Request: Each entry below should be written out exactly as it is, with no pictures.

Extracted records:
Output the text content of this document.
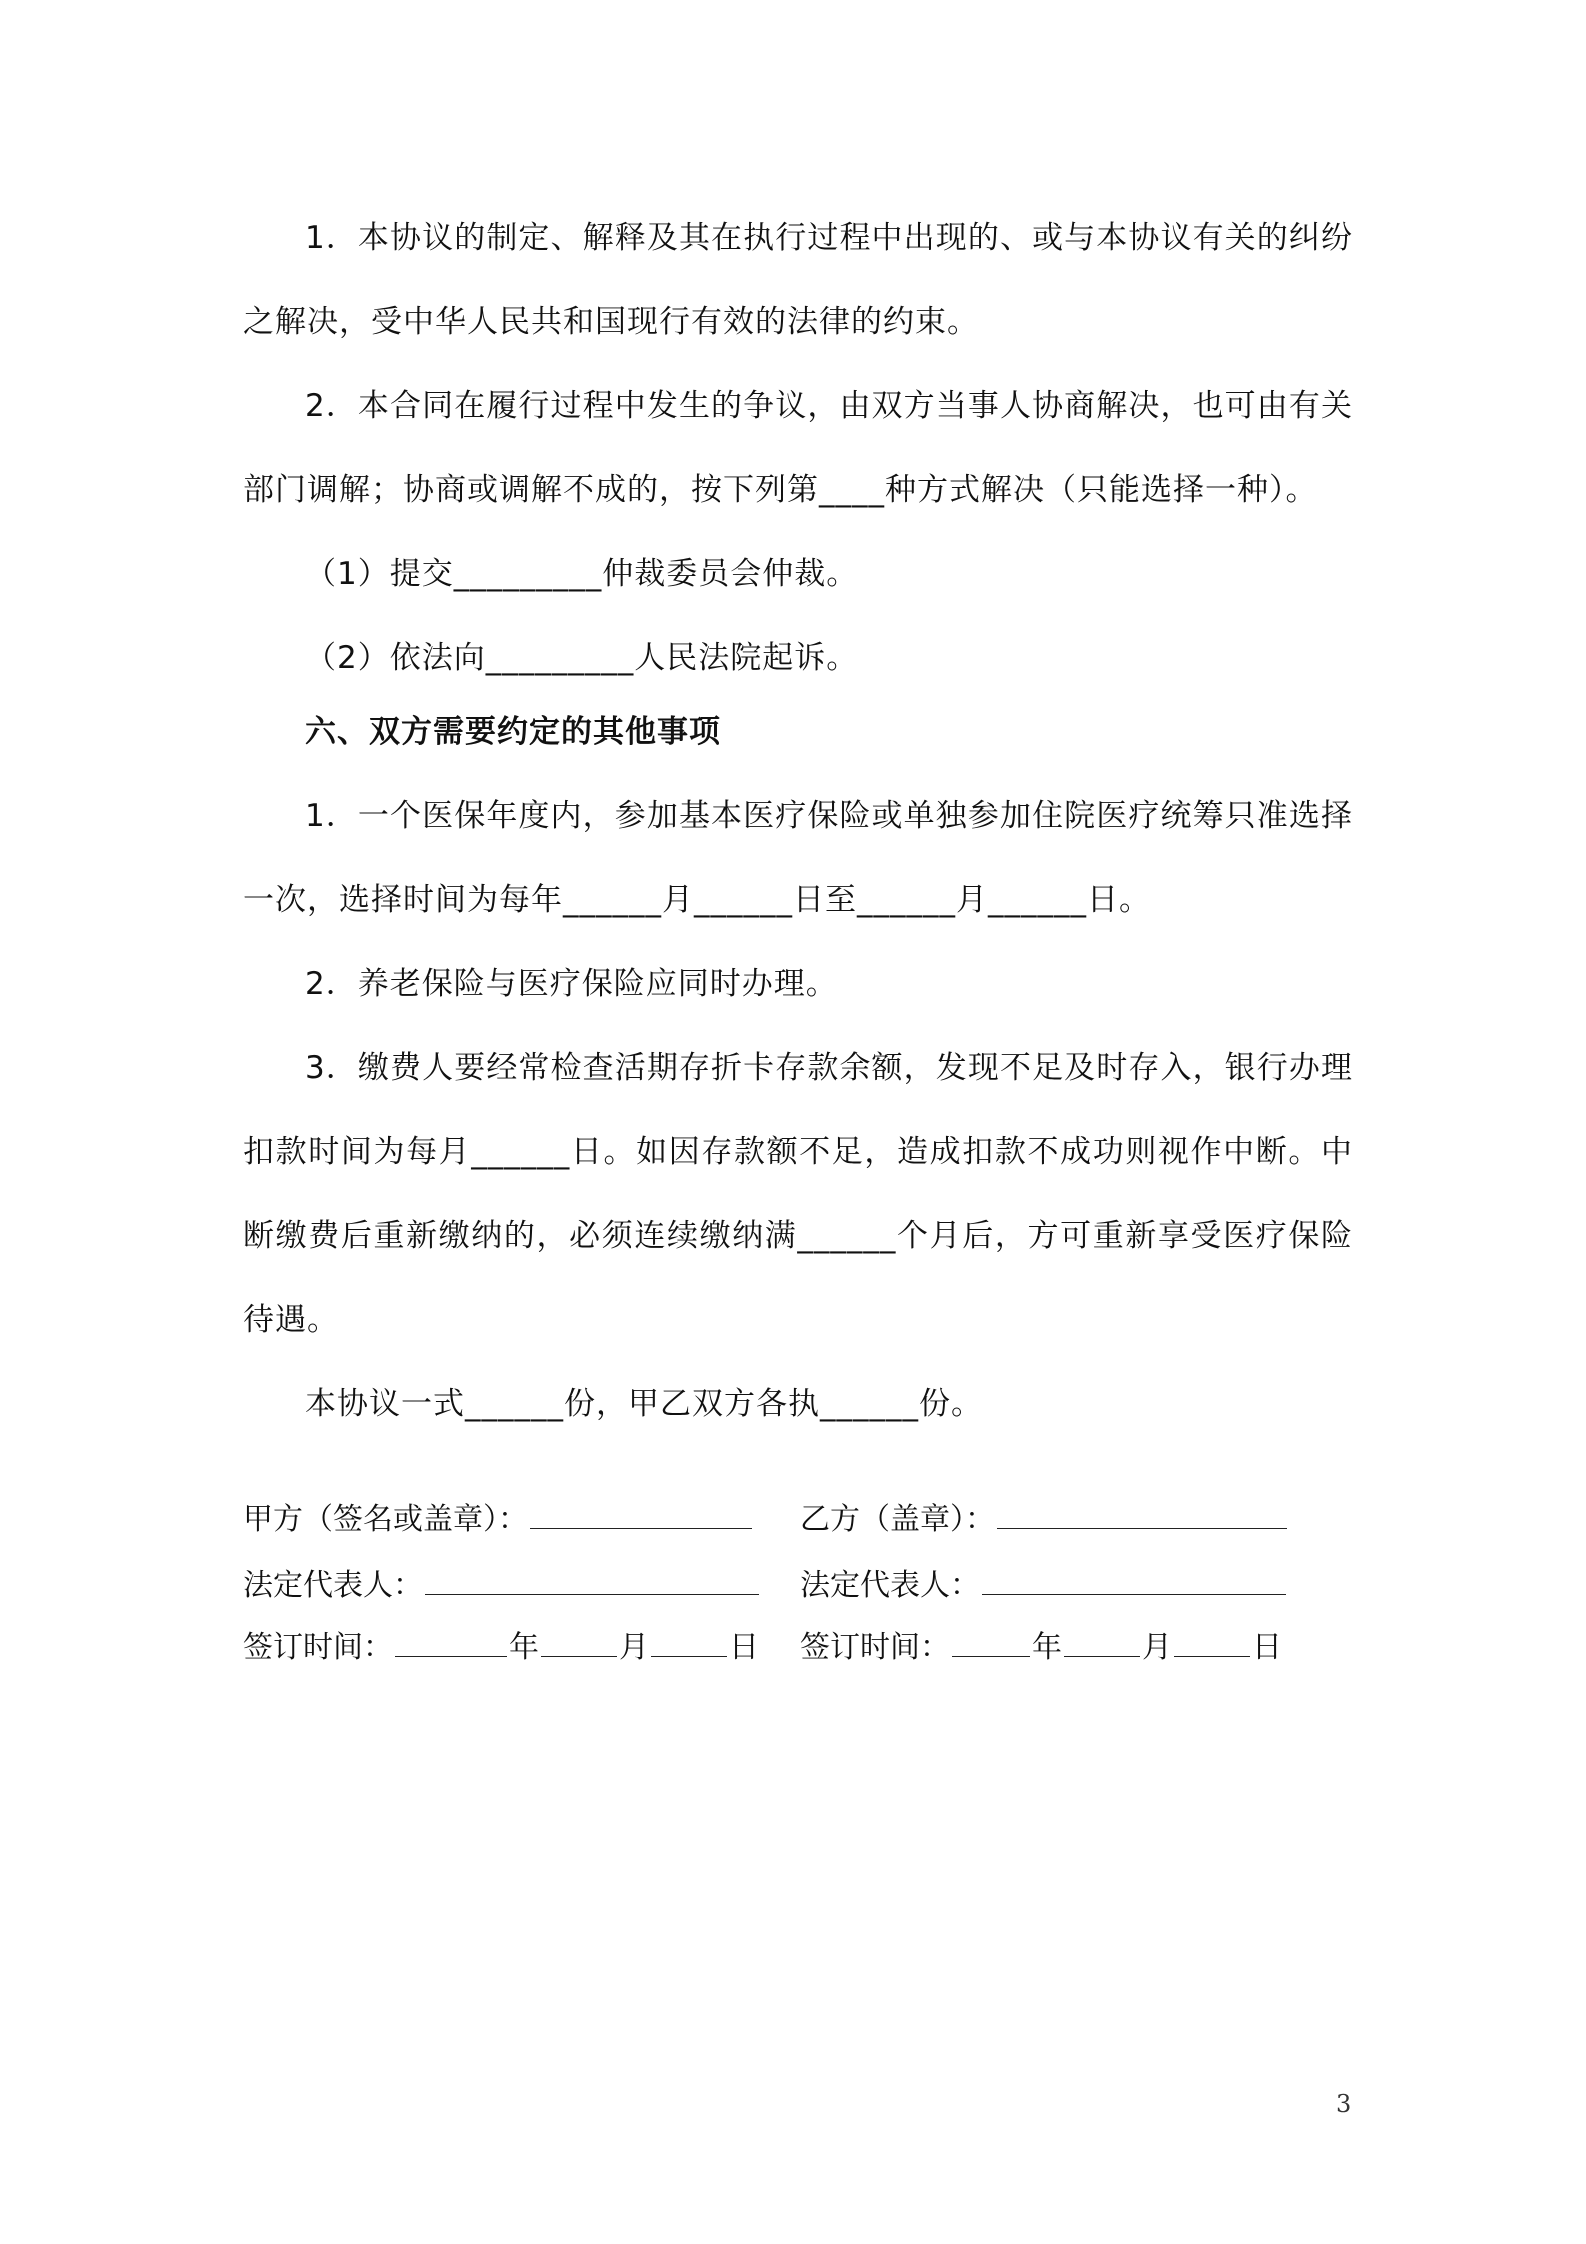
1．本协议的制定、解释及其在执行过程中出现的、或与本协议有关的纠纷之解决，受中华人民共和国现行有效的法律的约束。

2．本合同在履行过程中发生的争议，由双方当事人协商解决，也可由有关部门调解；协商或调解不成的，按下列第____种方式解决（只能选择一种）。

（1）提交_________仲裁委员会仲裁。

（2）依法向_________人民法院起诉。

六、双方需要约定的其他事项

1．一个医保年度内，参加基本医疗保险或单独参加住院医疗统筹只准选择一次，选择时间为每年______月______日至______月______日。

2．养老保险与医疗保险应同时办理。

3．缴费人要经常检查活期存折卡存款余额，发现不足及时存入，银行办理扣款时间为每月______日。如因存款额不足，造成扣款不成功则视作中断。中断缴费后重新缴纳的，必须连续缴纳满______个月后，方可重新享受医疗保险待遇。

本协议一式______份，甲乙双方各执______份。

甲方（签名或盖章）：	乙方（盖章）：
法定代表人：	法定代表人：
签订时间：	年	月	日 签订时间：	年	月	日
3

Task result:
Output the text content of this document.
1．本协议的制定、解释及其在执行过程中出现的、或与本协议有关的纠纷之解决，受中华人民共和国现行有效的法律的约束。

2．本合同在履行过程中发生的争议，由双方当事人协商解决，也可由有关部门调解；协商或调解不成的，按下列第____种方式解决（只能选择一种）。

（1）提交_________仲裁委员会仲裁。

（2）依法向_________人民法院起诉。

六、双方需要约定的其他事项

1．一个医保年度内，参加基本医疗保险或单独参加住院医疗统筹只准选择一次，选择时间为每年______月______日至______月______日。

2．养老保险与医疗保险应同时办理。

3．缴费人要经常检查活期存折卡存款余额，发现不足及时存入，银行办理扣款时间为每月______日。如因存款额不足，造成扣款不成功则视作中断。中断缴费后重新缴纳的，必须连续缴纳满______个月后，方可重新享受医疗保险待遇。

本协议一式______份，甲乙双方各执______份。

甲方（签名或盖章）：	乙方（盖章）：
法定代表人：	法定代表人：
签订时间：	年	月	日 签订时间：	年	月	日
3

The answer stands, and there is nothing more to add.